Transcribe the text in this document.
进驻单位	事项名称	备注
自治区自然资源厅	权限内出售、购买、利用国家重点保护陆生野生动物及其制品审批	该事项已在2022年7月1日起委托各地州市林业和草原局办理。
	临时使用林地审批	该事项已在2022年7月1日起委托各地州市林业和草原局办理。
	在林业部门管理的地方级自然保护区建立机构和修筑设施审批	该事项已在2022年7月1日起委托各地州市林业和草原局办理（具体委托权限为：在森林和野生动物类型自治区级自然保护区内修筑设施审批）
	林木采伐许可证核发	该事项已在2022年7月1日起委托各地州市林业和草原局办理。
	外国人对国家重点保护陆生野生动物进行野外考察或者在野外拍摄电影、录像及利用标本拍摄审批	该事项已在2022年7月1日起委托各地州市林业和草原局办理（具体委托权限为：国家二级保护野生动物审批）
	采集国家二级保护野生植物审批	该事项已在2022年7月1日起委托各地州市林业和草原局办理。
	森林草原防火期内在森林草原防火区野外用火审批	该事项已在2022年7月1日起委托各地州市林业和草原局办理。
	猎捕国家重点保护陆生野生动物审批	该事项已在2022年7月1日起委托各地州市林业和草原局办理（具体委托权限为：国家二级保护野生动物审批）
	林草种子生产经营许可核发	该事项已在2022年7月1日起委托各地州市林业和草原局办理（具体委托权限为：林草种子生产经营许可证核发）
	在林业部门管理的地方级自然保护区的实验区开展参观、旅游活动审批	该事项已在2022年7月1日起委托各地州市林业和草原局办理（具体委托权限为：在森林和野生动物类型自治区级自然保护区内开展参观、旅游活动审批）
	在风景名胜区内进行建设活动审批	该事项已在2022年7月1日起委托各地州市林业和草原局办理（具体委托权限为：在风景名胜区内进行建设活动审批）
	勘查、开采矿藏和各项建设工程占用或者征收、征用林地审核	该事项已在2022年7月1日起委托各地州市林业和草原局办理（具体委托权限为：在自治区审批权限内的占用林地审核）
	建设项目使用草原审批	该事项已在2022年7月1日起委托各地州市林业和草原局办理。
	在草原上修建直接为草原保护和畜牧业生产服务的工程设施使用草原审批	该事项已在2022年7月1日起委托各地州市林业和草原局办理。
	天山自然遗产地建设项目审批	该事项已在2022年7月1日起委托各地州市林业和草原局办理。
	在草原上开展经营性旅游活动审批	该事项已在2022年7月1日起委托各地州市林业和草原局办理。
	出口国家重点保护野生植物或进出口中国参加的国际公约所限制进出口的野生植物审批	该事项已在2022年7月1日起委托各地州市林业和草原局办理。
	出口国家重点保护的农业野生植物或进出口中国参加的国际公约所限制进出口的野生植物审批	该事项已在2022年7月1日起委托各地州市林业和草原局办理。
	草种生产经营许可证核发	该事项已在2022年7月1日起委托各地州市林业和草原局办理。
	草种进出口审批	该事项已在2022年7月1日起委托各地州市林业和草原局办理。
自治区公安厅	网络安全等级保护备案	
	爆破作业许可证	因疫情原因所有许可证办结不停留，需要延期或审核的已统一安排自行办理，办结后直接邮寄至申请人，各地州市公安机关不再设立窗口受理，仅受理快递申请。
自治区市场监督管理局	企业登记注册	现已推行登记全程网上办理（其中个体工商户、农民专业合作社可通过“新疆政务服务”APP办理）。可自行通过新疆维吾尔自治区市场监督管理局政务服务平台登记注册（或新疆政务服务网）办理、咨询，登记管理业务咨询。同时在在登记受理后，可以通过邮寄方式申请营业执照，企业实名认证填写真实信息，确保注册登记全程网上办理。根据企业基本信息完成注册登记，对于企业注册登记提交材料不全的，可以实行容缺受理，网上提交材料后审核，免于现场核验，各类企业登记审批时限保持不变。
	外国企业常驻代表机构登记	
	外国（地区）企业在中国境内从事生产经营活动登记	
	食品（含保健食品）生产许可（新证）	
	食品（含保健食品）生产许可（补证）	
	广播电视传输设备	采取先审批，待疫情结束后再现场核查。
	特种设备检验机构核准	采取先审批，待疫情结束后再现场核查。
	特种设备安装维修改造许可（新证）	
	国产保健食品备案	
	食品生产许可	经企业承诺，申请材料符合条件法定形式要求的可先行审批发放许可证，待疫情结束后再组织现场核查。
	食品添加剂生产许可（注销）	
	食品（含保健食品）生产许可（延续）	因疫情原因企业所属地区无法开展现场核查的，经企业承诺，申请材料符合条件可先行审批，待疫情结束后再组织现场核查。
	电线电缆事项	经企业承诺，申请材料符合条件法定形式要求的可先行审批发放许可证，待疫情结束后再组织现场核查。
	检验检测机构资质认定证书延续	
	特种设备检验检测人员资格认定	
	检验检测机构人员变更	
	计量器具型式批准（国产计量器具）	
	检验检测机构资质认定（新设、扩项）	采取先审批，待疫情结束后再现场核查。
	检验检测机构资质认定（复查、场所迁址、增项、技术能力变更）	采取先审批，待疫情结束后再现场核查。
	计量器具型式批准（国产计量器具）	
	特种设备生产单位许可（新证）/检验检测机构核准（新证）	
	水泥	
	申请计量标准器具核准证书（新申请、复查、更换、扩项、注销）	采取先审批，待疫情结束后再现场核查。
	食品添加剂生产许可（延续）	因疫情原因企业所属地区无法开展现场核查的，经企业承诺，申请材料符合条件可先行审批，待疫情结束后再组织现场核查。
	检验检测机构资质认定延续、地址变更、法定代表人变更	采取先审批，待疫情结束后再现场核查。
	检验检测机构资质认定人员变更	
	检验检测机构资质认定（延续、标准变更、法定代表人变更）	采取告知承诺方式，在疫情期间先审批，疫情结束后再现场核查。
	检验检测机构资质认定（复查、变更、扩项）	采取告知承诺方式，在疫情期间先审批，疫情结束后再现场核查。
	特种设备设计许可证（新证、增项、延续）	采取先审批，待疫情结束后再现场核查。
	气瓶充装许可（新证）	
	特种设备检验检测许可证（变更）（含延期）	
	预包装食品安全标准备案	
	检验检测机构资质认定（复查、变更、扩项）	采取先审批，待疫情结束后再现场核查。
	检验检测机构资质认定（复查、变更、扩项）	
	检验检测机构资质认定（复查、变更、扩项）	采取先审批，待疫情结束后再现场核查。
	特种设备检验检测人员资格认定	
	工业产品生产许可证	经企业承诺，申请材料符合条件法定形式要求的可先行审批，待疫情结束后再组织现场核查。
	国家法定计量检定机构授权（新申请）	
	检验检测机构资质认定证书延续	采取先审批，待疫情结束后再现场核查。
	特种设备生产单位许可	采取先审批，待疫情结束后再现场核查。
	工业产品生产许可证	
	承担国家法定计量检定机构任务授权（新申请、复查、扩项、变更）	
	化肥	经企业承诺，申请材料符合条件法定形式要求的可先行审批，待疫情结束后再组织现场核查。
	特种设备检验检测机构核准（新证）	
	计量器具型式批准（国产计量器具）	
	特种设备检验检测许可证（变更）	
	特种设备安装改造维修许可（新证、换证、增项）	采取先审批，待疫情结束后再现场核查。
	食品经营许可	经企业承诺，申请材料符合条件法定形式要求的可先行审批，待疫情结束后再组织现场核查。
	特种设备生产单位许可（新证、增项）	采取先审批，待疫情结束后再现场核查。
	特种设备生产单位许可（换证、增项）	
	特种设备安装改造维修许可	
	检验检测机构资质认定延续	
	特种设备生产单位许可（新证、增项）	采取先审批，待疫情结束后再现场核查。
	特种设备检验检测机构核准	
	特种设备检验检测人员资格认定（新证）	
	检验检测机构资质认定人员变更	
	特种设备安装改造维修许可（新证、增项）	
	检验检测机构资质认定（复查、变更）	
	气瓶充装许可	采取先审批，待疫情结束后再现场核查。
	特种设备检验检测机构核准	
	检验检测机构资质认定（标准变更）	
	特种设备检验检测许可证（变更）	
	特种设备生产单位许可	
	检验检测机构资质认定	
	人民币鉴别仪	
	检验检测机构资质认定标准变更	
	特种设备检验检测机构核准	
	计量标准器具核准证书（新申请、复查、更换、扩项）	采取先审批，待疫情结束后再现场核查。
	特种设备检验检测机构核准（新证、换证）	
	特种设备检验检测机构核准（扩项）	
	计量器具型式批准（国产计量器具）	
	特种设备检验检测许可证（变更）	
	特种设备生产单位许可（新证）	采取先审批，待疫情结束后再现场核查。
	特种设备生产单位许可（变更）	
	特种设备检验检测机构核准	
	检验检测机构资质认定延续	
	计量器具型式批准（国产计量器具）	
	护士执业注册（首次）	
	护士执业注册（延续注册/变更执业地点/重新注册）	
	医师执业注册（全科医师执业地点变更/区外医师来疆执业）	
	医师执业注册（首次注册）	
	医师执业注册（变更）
※
> [Job]
Count each line where the string "医师执业注册" occurs, and write only the number.

> [Output below]
3